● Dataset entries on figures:
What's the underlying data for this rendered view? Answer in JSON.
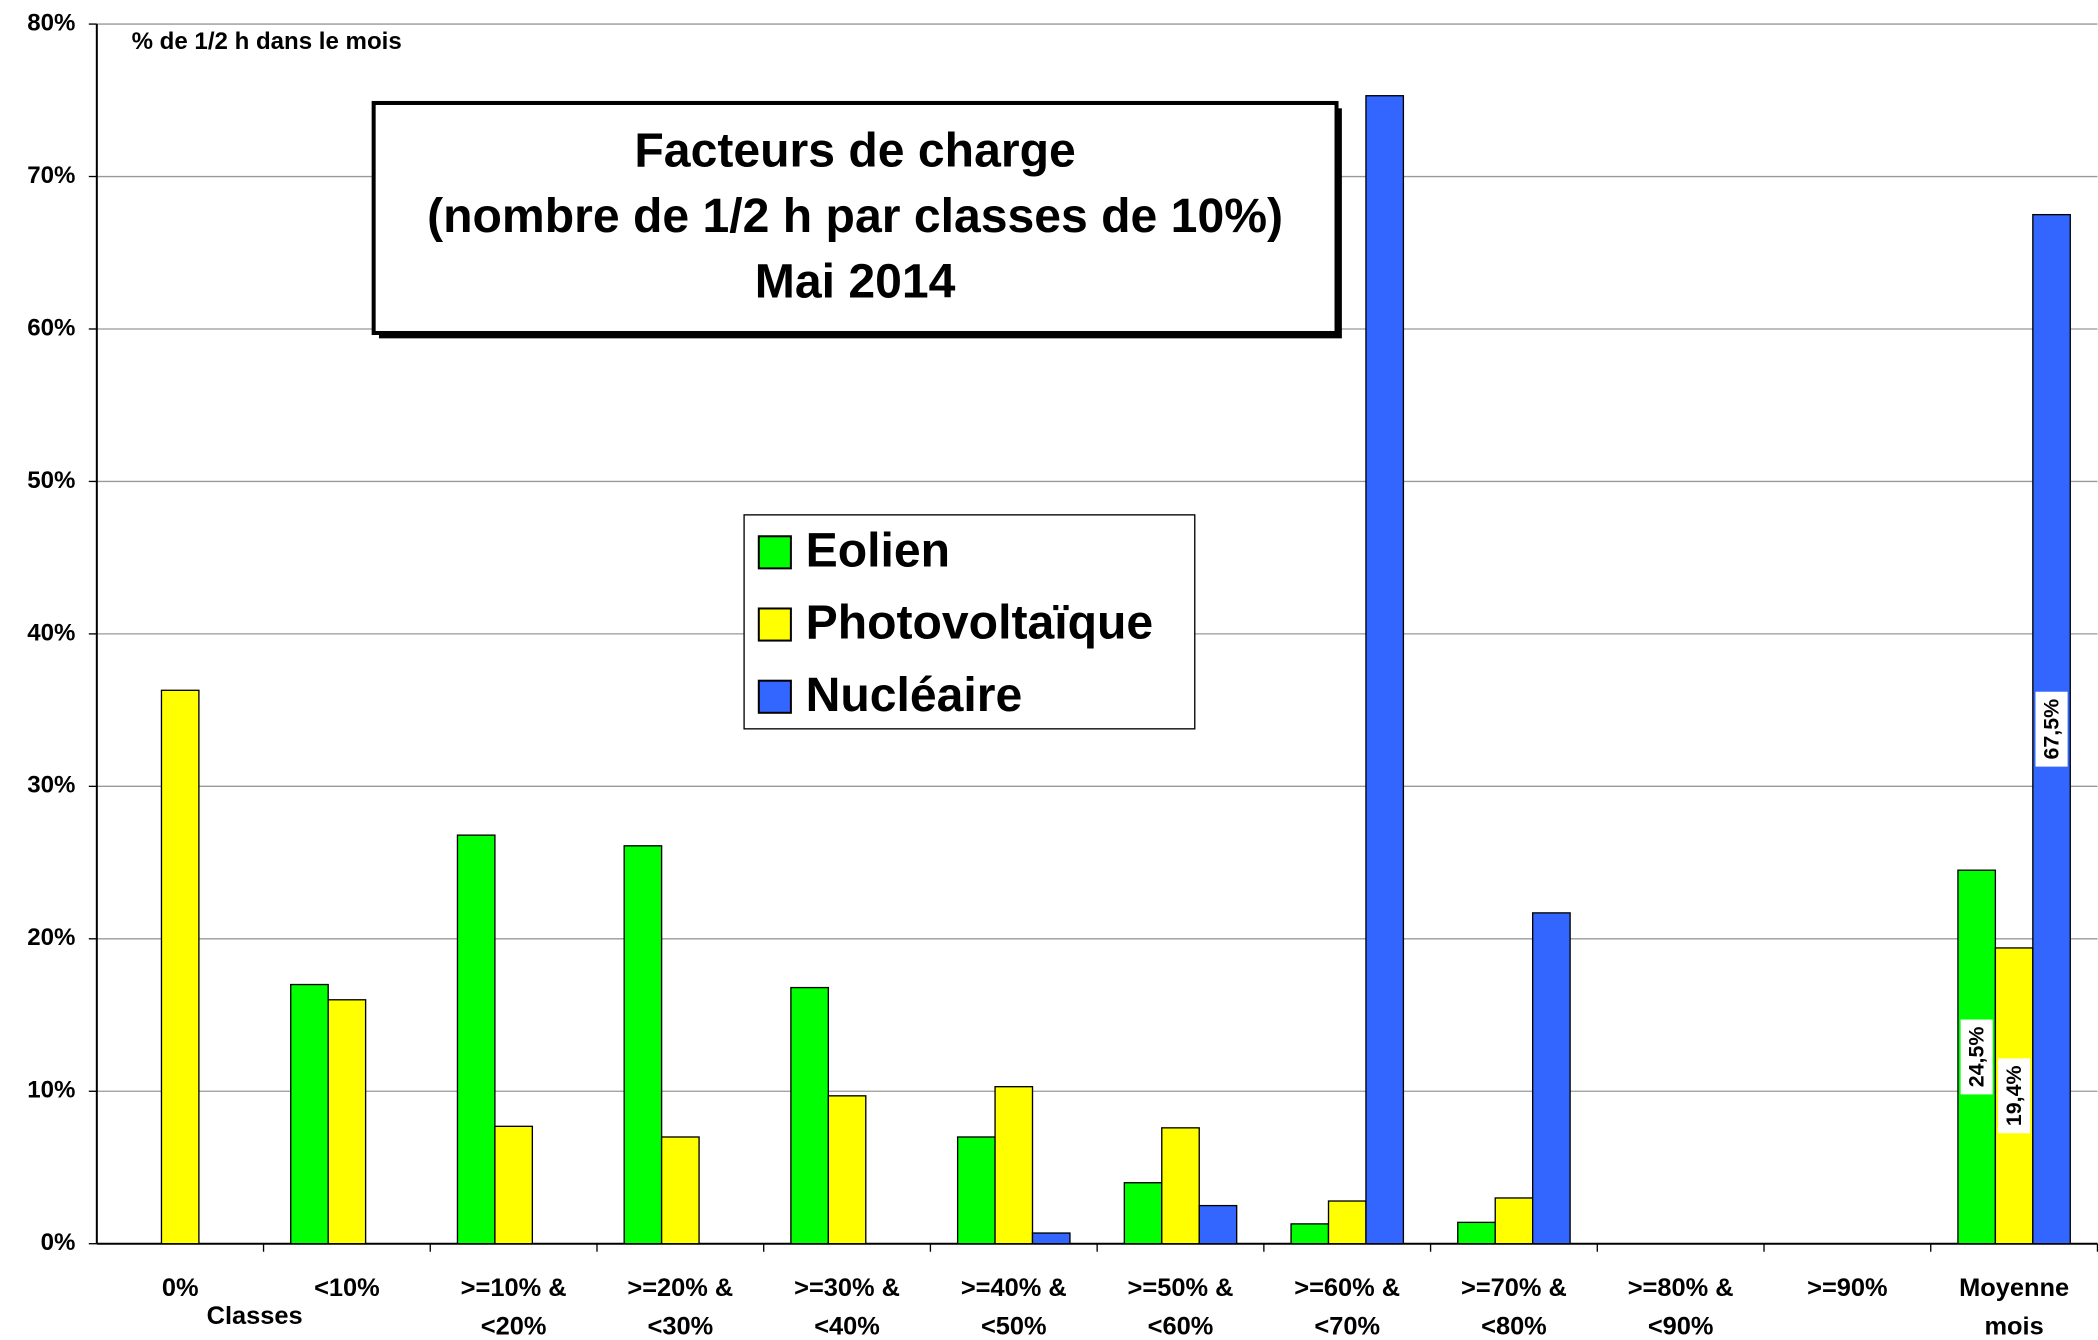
{
  "chart_data": {
    "type": "bar",
    "title": [
      "Facteurs de charge",
      "(nombre de 1/2 h par classes de 10%)",
      "Mai 2014"
    ],
    "y_label": "% de 1/2 h dans le mois",
    "x_label": "Classes",
    "categories": [
      [
        "0%"
      ],
      [
        "<10%"
      ],
      [
        ">=10% &",
        "<20%"
      ],
      [
        ">=20% &",
        "<30%"
      ],
      [
        ">=30% &",
        "<40%"
      ],
      [
        ">=40% &",
        "<50%"
      ],
      [
        ">=50% &",
        "<60%"
      ],
      [
        ">=60% &",
        "<70%"
      ],
      [
        ">=70% &",
        "<80%"
      ],
      [
        ">=80% &",
        "<90%"
      ],
      [
        ">=90%"
      ],
      [
        "Moyenne",
        "mois"
      ]
    ],
    "series": [
      {
        "name": "Eolien",
        "color": "#00ff00",
        "values": [
          0,
          17.0,
          26.8,
          26.1,
          16.8,
          7.0,
          4.0,
          1.3,
          1.4,
          0,
          0,
          24.5
        ],
        "value_labels": [
          null,
          null,
          null,
          null,
          null,
          null,
          null,
          null,
          null,
          null,
          null,
          "24,5%"
        ]
      },
      {
        "name": "Photovoltaïque",
        "color": "#ffff00",
        "values": [
          36.3,
          16.0,
          7.7,
          7.0,
          9.7,
          10.3,
          7.6,
          2.8,
          3.0,
          0,
          0,
          19.4
        ],
        "value_labels": [
          null,
          null,
          null,
          null,
          null,
          null,
          null,
          null,
          null,
          null,
          null,
          "19,4%"
        ]
      },
      {
        "name": "Nucléaire",
        "color": "#3366ff",
        "values": [
          0,
          0,
          0,
          0,
          0,
          0.7,
          2.5,
          75.3,
          21.7,
          0,
          0,
          67.5
        ],
        "value_labels": [
          null,
          null,
          null,
          null,
          null,
          null,
          null,
          null,
          null,
          null,
          null,
          "67,5%"
        ]
      }
    ],
    "ylim": [
      0,
      80
    ],
    "yticks": [
      {
        "value": 0,
        "label": "0%"
      },
      {
        "value": 10,
        "label": "10%"
      },
      {
        "value": 20,
        "label": "20%"
      },
      {
        "value": 30,
        "label": "30%"
      },
      {
        "value": 40,
        "label": "40%"
      },
      {
        "value": 50,
        "label": "50%"
      },
      {
        "value": 60,
        "label": "60%"
      },
      {
        "value": 70,
        "label": "70%"
      },
      {
        "value": 80,
        "label": "80%"
      }
    ],
    "grid": true,
    "legend": "center"
  }
}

● Job: Print every entry above again without changing a word, and omit the pictures.

● Worked solution:
What's the underlying data for this rendered view? Answer in JSON.
{
  "chart_data": {
    "type": "bar",
    "title": [
      "Facteurs de charge",
      "(nombre de 1/2 h par classes de 10%)",
      "Mai 2014"
    ],
    "y_label": "% de 1/2 h dans le mois",
    "x_label": "Classes",
    "categories": [
      [
        "0%"
      ],
      [
        "<10%"
      ],
      [
        ">=10% &",
        "<20%"
      ],
      [
        ">=20% &",
        "<30%"
      ],
      [
        ">=30% &",
        "<40%"
      ],
      [
        ">=40% &",
        "<50%"
      ],
      [
        ">=50% &",
        "<60%"
      ],
      [
        ">=60% &",
        "<70%"
      ],
      [
        ">=70% &",
        "<80%"
      ],
      [
        ">=80% &",
        "<90%"
      ],
      [
        ">=90%"
      ],
      [
        "Moyenne",
        "mois"
      ]
    ],
    "series": [
      {
        "name": "Eolien",
        "color": "#00ff00",
        "values": [
          0,
          17.0,
          26.8,
          26.1,
          16.8,
          7.0,
          4.0,
          1.3,
          1.4,
          0,
          0,
          24.5
        ],
        "value_labels": [
          null,
          null,
          null,
          null,
          null,
          null,
          null,
          null,
          null,
          null,
          null,
          "24,5%"
        ]
      },
      {
        "name": "Photovoltaïque",
        "color": "#ffff00",
        "values": [
          36.3,
          16.0,
          7.7,
          7.0,
          9.7,
          10.3,
          7.6,
          2.8,
          3.0,
          0,
          0,
          19.4
        ],
        "value_labels": [
          null,
          null,
          null,
          null,
          null,
          null,
          null,
          null,
          null,
          null,
          null,
          "19,4%"
        ]
      },
      {
        "name": "Nucléaire",
        "color": "#3366ff",
        "values": [
          0,
          0,
          0,
          0,
          0,
          0.7,
          2.5,
          75.3,
          21.7,
          0,
          0,
          67.5
        ],
        "value_labels": [
          null,
          null,
          null,
          null,
          null,
          null,
          null,
          null,
          null,
          null,
          null,
          "67,5%"
        ]
      }
    ],
    "ylim": [
      0,
      80
    ],
    "yticks": [
      {
        "value": 0,
        "label": "0%"
      },
      {
        "value": 10,
        "label": "10%"
      },
      {
        "value": 20,
        "label": "20%"
      },
      {
        "value": 30,
        "label": "30%"
      },
      {
        "value": 40,
        "label": "40%"
      },
      {
        "value": 50,
        "label": "50%"
      },
      {
        "value": 60,
        "label": "60%"
      },
      {
        "value": 70,
        "label": "70%"
      },
      {
        "value": 80,
        "label": "80%"
      }
    ],
    "grid": true,
    "legend": "center"
  }
}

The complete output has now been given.